## GOAL
Reproduce the material word for word, from its first line through the line holding "x-tick-label: 2010 xyxy=(926,1106,968,1127)", with both of those lines included.

## EXERCISE MATERIAL

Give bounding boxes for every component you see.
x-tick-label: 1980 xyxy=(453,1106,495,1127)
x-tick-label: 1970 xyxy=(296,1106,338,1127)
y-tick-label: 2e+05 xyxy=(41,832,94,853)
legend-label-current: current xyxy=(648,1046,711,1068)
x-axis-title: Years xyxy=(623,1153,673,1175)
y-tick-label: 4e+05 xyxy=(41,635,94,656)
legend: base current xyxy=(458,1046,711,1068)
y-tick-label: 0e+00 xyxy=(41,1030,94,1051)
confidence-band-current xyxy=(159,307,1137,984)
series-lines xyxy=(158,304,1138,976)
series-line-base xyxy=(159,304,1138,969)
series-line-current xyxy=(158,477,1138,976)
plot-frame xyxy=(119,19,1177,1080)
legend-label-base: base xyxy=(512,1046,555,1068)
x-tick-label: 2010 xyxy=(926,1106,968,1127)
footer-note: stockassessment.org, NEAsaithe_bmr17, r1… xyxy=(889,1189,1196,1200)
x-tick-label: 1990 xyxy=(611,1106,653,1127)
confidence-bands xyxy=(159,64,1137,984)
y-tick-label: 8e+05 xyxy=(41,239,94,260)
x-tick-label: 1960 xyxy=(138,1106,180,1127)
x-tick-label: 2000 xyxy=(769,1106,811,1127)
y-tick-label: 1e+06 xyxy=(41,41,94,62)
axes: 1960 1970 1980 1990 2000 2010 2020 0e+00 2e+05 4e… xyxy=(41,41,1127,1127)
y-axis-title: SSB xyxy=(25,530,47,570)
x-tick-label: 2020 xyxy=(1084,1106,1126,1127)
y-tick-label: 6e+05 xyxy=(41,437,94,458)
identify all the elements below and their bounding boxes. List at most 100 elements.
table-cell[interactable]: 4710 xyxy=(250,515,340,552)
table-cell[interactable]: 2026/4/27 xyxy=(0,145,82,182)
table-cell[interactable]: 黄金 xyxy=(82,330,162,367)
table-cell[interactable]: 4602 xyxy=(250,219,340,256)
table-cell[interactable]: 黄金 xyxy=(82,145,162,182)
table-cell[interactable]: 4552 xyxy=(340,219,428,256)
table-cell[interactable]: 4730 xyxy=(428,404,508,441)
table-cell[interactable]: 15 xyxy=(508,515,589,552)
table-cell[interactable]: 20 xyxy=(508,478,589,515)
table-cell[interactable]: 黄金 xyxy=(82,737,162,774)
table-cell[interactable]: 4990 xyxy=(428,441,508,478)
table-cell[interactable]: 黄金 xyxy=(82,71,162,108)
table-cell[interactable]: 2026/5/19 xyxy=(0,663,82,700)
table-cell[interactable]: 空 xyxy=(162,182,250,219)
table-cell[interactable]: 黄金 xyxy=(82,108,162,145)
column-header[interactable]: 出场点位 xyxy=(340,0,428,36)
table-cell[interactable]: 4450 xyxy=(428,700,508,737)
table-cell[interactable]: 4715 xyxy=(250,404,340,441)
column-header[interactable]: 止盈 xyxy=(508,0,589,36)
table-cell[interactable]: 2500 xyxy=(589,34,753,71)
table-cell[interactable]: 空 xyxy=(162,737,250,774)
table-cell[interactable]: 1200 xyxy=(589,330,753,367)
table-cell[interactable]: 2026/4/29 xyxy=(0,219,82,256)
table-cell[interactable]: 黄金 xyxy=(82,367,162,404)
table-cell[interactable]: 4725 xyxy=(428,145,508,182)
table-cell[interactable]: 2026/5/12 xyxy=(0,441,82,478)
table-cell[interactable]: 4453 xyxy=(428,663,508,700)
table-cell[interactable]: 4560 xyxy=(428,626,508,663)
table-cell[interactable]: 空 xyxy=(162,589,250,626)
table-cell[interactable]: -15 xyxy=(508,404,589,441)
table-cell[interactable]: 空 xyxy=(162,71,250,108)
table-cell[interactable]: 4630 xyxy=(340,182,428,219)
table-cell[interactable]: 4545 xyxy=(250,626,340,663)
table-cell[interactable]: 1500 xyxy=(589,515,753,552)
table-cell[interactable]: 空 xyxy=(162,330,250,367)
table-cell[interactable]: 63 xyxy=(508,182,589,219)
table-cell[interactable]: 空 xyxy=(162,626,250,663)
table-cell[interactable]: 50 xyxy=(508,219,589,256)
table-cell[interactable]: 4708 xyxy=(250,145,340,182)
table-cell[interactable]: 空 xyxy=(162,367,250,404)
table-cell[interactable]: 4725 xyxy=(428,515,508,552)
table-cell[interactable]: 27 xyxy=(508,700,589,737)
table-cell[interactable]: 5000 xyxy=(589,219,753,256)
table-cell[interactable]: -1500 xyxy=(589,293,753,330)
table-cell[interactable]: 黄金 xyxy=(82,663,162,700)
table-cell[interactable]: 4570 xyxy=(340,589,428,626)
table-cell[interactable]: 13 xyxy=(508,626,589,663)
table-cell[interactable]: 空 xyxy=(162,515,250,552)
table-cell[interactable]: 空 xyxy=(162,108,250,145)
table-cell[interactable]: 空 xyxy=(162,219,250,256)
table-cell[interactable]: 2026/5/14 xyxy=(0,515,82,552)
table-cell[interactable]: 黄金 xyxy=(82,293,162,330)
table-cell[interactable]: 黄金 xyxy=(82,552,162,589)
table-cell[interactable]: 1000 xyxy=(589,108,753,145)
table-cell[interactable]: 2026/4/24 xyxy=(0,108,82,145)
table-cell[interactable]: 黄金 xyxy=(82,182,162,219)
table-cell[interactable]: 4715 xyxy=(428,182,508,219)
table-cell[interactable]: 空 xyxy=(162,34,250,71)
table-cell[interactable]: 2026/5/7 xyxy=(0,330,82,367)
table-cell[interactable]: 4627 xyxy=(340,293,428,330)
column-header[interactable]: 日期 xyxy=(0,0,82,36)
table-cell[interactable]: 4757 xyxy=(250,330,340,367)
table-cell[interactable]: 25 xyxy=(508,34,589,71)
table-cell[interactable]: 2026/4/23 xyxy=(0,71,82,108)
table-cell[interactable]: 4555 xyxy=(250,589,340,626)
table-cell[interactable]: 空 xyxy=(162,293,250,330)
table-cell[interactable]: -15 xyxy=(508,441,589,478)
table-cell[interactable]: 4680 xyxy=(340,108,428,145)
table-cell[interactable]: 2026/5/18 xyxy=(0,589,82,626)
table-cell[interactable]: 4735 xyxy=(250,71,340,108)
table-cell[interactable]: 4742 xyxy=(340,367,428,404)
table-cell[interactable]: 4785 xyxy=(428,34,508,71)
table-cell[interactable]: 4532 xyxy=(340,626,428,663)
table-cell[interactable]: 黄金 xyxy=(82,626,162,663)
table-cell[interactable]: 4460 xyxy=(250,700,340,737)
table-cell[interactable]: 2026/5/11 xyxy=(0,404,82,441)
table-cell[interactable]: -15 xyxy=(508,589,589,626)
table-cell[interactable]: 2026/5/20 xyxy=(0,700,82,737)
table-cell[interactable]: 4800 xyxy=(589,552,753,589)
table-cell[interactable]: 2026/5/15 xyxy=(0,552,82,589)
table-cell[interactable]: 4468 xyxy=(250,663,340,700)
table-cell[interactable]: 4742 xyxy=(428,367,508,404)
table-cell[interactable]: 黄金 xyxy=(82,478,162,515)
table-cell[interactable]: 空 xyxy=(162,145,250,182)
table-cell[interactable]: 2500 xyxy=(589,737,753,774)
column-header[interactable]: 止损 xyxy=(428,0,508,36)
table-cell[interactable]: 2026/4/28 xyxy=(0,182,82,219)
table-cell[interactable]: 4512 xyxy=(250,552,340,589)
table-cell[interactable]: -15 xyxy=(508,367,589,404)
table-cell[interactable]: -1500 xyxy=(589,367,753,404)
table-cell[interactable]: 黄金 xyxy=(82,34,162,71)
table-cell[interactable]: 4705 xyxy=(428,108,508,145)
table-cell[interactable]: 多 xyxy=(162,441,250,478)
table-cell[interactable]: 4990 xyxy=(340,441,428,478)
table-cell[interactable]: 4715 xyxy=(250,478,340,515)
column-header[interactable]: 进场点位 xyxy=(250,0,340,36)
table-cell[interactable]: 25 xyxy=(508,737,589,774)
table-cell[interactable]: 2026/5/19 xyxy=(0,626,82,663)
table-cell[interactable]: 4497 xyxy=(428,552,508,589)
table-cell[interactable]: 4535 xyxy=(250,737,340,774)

## ANSWER
Give bounding boxes for every component you see.
x-tick-label: 1980 xyxy=(453,1106,495,1127)
x-tick-label: 1970 xyxy=(296,1106,338,1127)
y-tick-label: 2e+05 xyxy=(41,832,94,853)
legend-label-current: current xyxy=(648,1046,711,1068)
x-axis-title: Years xyxy=(623,1153,673,1175)
y-tick-label: 4e+05 xyxy=(41,635,94,656)
legend: base current xyxy=(458,1046,711,1068)
y-tick-label: 0e+00 xyxy=(41,1030,94,1051)
confidence-band-current xyxy=(159,307,1137,984)
series-lines xyxy=(158,304,1138,976)
series-line-base xyxy=(159,304,1138,969)
series-line-current xyxy=(158,477,1138,976)
plot-frame xyxy=(119,19,1177,1080)
legend-label-base: base xyxy=(512,1046,555,1068)
x-tick-label: 2010 xyxy=(926,1106,968,1127)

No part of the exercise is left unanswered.